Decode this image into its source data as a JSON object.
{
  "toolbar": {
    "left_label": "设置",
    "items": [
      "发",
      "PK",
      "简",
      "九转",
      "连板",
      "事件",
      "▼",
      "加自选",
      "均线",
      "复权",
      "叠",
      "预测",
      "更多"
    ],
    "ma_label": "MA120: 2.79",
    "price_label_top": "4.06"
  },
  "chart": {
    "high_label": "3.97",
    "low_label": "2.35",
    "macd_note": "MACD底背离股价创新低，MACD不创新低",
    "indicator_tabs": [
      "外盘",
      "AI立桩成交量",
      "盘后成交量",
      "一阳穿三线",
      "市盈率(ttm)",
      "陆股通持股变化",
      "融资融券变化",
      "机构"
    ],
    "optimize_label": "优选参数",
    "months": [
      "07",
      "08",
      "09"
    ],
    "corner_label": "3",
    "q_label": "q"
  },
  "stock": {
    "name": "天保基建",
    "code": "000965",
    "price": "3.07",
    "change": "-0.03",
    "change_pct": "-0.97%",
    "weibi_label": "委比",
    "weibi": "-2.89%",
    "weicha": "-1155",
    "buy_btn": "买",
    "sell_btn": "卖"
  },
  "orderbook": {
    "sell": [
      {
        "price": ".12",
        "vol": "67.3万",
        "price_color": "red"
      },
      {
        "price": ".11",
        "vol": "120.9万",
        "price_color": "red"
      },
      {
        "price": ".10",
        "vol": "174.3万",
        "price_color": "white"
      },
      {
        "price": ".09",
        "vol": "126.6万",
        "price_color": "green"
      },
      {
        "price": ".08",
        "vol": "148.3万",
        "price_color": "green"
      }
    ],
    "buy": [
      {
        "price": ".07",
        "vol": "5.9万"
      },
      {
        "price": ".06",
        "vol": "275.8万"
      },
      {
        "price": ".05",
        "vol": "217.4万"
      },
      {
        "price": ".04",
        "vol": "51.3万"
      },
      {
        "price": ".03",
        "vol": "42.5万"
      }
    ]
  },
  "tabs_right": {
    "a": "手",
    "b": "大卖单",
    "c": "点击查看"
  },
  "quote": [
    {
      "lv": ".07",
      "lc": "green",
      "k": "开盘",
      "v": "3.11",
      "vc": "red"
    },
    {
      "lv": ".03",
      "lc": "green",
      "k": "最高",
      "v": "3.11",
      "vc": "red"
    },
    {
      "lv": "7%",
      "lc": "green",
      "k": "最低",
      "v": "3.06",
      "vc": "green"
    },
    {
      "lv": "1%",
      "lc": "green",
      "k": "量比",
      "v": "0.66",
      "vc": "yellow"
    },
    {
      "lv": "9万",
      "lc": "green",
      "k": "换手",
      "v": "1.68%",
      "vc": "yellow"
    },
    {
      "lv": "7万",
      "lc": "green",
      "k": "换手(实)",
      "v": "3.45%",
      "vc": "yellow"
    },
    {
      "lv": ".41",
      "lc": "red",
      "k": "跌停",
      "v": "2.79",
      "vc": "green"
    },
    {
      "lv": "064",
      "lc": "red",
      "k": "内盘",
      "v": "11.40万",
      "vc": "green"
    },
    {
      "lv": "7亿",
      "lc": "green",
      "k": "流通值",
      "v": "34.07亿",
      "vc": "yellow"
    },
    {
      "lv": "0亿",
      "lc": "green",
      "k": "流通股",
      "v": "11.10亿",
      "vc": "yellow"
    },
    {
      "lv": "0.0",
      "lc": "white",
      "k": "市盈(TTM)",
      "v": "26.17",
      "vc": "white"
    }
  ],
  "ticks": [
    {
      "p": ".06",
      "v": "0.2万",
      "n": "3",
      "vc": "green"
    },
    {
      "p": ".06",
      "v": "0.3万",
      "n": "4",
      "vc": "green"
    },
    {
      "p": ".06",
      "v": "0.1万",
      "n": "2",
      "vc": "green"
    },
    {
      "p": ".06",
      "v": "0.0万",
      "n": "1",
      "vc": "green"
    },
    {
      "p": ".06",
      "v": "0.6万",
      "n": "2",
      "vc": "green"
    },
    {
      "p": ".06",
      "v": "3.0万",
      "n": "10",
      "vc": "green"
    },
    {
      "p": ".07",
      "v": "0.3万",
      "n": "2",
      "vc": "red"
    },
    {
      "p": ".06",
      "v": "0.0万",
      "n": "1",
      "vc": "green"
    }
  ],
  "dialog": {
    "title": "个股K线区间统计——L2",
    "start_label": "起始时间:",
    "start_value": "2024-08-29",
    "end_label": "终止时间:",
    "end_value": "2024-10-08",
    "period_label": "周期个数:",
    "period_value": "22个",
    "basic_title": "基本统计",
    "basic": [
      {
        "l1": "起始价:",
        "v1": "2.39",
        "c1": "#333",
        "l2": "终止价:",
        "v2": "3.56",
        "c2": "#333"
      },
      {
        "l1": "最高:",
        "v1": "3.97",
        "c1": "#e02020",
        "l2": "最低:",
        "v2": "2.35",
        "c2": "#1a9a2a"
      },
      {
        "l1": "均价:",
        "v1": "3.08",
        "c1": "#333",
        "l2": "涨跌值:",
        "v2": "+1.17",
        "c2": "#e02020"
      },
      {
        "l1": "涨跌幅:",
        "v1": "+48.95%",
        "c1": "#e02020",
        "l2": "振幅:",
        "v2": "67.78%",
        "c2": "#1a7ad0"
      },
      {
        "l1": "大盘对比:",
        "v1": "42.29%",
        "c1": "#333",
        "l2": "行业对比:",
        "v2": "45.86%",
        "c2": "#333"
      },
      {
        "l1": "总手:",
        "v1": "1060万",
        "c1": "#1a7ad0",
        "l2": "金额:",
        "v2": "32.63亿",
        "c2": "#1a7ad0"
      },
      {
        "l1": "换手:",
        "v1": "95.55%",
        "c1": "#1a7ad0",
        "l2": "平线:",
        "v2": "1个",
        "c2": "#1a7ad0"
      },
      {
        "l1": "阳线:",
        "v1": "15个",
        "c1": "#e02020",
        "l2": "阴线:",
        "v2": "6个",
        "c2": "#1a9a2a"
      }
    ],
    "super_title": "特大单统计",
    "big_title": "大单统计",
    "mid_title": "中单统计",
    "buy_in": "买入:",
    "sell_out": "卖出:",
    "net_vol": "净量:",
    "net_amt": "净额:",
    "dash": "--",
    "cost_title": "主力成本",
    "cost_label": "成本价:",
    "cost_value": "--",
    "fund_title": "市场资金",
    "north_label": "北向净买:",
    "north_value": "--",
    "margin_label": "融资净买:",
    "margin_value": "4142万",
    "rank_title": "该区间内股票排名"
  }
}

WHAT YOU WILL DO:
Using the listing above, reproduce each line without omission.

COMPLETED EXERCISE:
Decode this image into its source data as a JSON object.
{
  "toolbar": {
    "left_label": "设置",
    "items": [
      "发",
      "PK",
      "简",
      "九转",
      "连板",
      "事件",
      "▼",
      "加自选",
      "均线",
      "复权",
      "叠",
      "预测",
      "更多"
    ],
    "ma_label": "MA120: 2.79",
    "price_label_top": "4.06"
  },
  "chart": {
    "high_label": "3.97",
    "low_label": "2.35",
    "macd_note": "MACD底背离股价创新低，MACD不创新低",
    "indicator_tabs": [
      "外盘",
      "AI立桩成交量",
      "盘后成交量",
      "一阳穿三线",
      "市盈率(ttm)",
      "陆股通持股变化",
      "融资融券变化",
      "机构"
    ],
    "optimize_label": "优选参数",
    "months": [
      "07",
      "08",
      "09"
    ],
    "corner_label": "3",
    "q_label": "q"
  },
  "stock": {
    "name": "天保基建",
    "code": "000965",
    "price": "3.07",
    "change": "-0.03",
    "change_pct": "-0.97%",
    "weibi_label": "委比",
    "weibi": "-2.89%",
    "weicha": "-1155",
    "buy_btn": "买",
    "sell_btn": "卖"
  },
  "orderbook": {
    "sell": [
      {
        "price": ".12",
        "vol": "67.3万",
        "price_color": "red"
      },
      {
        "price": ".11",
        "vol": "120.9万",
        "price_color": "red"
      },
      {
        "price": ".10",
        "vol": "174.3万",
        "price_color": "white"
      },
      {
        "price": ".09",
        "vol": "126.6万",
        "price_color": "green"
      },
      {
        "price": ".08",
        "vol": "148.3万",
        "price_color": "green"
      }
    ],
    "buy": [
      {
        "price": ".07",
        "vol": "5.9万"
      },
      {
        "price": ".06",
        "vol": "275.8万"
      },
      {
        "price": ".05",
        "vol": "217.4万"
      },
      {
        "price": ".04",
        "vol": "51.3万"
      },
      {
        "price": ".03",
        "vol": "42.5万"
      }
    ]
  },
  "tabs_right": {
    "a": "手",
    "b": "大卖单",
    "c": "点击查看"
  },
  "quote": [
    {
      "lv": ".07",
      "lc": "green",
      "k": "开盘",
      "v": "3.11",
      "vc": "red"
    },
    {
      "lv": ".03",
      "lc": "green",
      "k": "最高",
      "v": "3.11",
      "vc": "red"
    },
    {
      "lv": "7%",
      "lc": "green",
      "k": "最低",
      "v": "3.06",
      "vc": "green"
    },
    {
      "lv": "1%",
      "lc": "green",
      "k": "量比",
      "v": "0.66",
      "vc": "yellow"
    },
    {
      "lv": "9万",
      "lc": "green",
      "k": "换手",
      "v": "1.68%",
      "vc": "yellow"
    },
    {
      "lv": "7万",
      "lc": "green",
      "k": "换手(实)",
      "v": "3.45%",
      "vc": "yellow"
    },
    {
      "lv": ".41",
      "lc": "red",
      "k": "跌停",
      "v": "2.79",
      "vc": "green"
    },
    {
      "lv": "064",
      "lc": "red",
      "k": "内盘",
      "v": "11.40万",
      "vc": "green"
    },
    {
      "lv": "7亿",
      "lc": "green",
      "k": "流通值",
      "v": "34.07亿",
      "vc": "yellow"
    },
    {
      "lv": "0亿",
      "lc": "green",
      "k": "流通股",
      "v": "11.10亿",
      "vc": "yellow"
    },
    {
      "lv": "0.0",
      "lc": "white",
      "k": "市盈(TTM)",
      "v": "26.17",
      "vc": "white"
    }
  ],
  "ticks": [
    {
      "p": ".06",
      "v": "0.2万",
      "n": "3",
      "vc": "green"
    },
    {
      "p": ".06",
      "v": "0.3万",
      "n": "4",
      "vc": "green"
    },
    {
      "p": ".06",
      "v": "0.1万",
      "n": "2",
      "vc": "green"
    },
    {
      "p": ".06",
      "v": "0.0万",
      "n": "1",
      "vc": "green"
    },
    {
      "p": ".06",
      "v": "0.6万",
      "n": "2",
      "vc": "green"
    },
    {
      "p": ".06",
      "v": "3.0万",
      "n": "10",
      "vc": "green"
    },
    {
      "p": ".07",
      "v": "0.3万",
      "n": "2",
      "vc": "red"
    },
    {
      "p": ".06",
      "v": "0.0万",
      "n": "1",
      "vc": "green"
    }
  ],
  "dialog": {
    "title": "个股K线区间统计——L2",
    "start_label": "起始时间:",
    "start_value": "2024-08-29",
    "end_label": "终止时间:",
    "end_value": "2024-10-08",
    "period_label": "周期个数:",
    "period_value": "22个",
    "basic_title": "基本统计",
    "basic": [
      {
        "l1": "起始价:",
        "v1": "2.39",
        "c1": "#333",
        "l2": "终止价:",
        "v2": "3.56",
        "c2": "#333"
      },
      {
        "l1": "最高:",
        "v1": "3.97",
        "c1": "#e02020",
        "l2": "最低:",
        "v2": "2.35",
        "c2": "#1a9a2a"
      },
      {
        "l1": "均价:",
        "v1": "3.08",
        "c1": "#333",
        "l2": "涨跌值:",
        "v2": "+1.17",
        "c2": "#e02020"
      },
      {
        "l1": "涨跌幅:",
        "v1": "+48.95%",
        "c1": "#e02020",
        "l2": "振幅:",
        "v2": "67.78%",
        "c2": "#1a7ad0"
      },
      {
        "l1": "大盘对比:",
        "v1": "42.29%",
        "c1": "#333",
        "l2": "行业对比:",
        "v2": "45.86%",
        "c2": "#333"
      },
      {
        "l1": "总手:",
        "v1": "1060万",
        "c1": "#1a7ad0",
        "l2": "金额:",
        "v2": "32.63亿",
        "c2": "#1a7ad0"
      },
      {
        "l1": "换手:",
        "v1": "95.55%",
        "c1": "#1a7ad0",
        "l2": "平线:",
        "v2": "1个",
        "c2": "#1a7ad0"
      },
      {
        "l1": "阳线:",
        "v1": "15个",
        "c1": "#e02020",
        "l2": "阴线:",
        "v2": "6个",
        "c2": "#1a9a2a"
      }
    ],
    "super_title": "特大单统计",
    "big_title": "大单统计",
    "mid_title": "中单统计",
    "buy_in": "买入:",
    "sell_out": "卖出:",
    "net_vol": "净量:",
    "net_amt": "净额:",
    "dash": "--",
    "cost_title": "主力成本",
    "cost_label": "成本价:",
    "cost_value": "--",
    "fund_title": "市场资金",
    "north_label": "北向净买:",
    "north_value": "--",
    "margin_label": "融资净买:",
    "margin_value": "4142万",
    "rank_title": "该区间内股票排名"
  }
}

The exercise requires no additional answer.